* _What is needed_
Identify each line in the records below that contains the word "raamatut", and copy it.

(Figure record extracts)

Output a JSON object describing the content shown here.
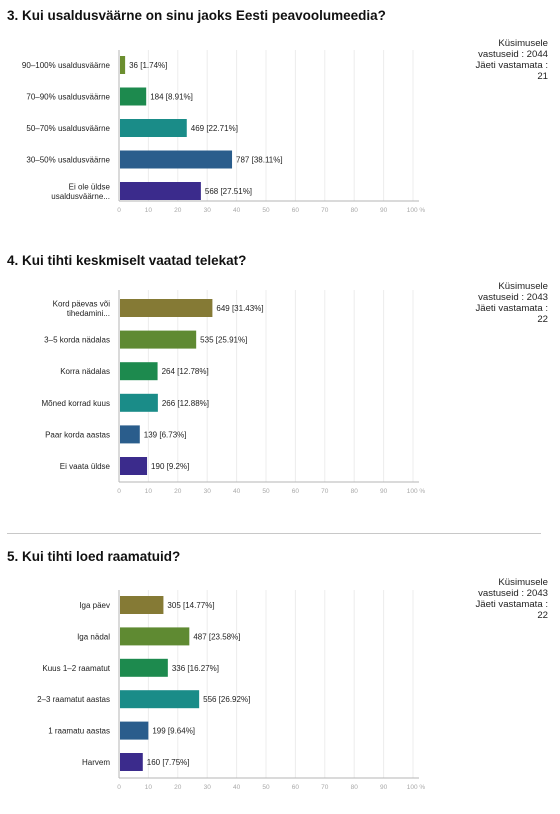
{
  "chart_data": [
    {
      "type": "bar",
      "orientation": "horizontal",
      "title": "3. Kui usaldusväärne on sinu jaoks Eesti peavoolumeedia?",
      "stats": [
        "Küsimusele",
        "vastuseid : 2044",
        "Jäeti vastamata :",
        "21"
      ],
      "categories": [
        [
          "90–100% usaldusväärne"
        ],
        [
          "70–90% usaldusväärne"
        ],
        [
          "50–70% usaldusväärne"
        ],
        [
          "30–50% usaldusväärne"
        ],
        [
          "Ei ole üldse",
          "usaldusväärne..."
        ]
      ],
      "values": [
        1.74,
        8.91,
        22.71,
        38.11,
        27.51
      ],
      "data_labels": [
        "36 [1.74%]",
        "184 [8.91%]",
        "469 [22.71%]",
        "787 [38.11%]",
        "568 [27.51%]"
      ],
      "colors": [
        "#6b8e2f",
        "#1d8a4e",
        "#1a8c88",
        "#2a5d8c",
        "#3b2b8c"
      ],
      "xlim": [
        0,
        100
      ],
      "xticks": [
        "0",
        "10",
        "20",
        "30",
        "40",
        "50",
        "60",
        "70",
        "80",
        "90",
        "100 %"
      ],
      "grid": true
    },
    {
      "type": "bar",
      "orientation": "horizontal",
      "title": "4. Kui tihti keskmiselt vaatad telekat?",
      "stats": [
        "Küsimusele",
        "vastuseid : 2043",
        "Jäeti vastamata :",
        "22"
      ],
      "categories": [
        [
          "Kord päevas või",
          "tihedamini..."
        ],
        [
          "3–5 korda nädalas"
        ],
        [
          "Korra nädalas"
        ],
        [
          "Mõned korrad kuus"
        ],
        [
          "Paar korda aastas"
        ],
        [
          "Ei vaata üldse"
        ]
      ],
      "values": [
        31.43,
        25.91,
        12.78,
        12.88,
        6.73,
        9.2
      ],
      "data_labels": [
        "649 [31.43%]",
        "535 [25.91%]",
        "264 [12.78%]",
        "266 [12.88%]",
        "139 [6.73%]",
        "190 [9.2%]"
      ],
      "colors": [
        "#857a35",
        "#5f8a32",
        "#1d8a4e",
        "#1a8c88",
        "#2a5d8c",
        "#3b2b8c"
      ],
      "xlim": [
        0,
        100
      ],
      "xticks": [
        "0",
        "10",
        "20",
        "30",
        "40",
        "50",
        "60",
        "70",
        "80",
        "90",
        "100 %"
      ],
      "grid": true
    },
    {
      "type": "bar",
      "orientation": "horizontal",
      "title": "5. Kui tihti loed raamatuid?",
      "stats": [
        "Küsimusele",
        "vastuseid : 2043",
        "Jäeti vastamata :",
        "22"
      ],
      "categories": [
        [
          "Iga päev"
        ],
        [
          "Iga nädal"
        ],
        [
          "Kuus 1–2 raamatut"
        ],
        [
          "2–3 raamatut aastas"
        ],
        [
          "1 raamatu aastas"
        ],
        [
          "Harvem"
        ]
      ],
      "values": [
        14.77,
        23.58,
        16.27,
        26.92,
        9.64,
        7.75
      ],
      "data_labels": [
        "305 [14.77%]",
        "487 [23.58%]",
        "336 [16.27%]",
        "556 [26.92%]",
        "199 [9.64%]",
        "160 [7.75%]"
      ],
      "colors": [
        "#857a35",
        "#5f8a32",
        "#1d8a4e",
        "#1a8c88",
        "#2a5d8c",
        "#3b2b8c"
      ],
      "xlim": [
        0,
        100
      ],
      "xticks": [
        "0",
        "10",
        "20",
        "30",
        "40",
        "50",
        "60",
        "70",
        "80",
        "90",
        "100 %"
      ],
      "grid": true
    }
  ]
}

* _Solution to this exercise_
          "Kuus 1–2 raamatut"
          "2–3 raamatut aastas"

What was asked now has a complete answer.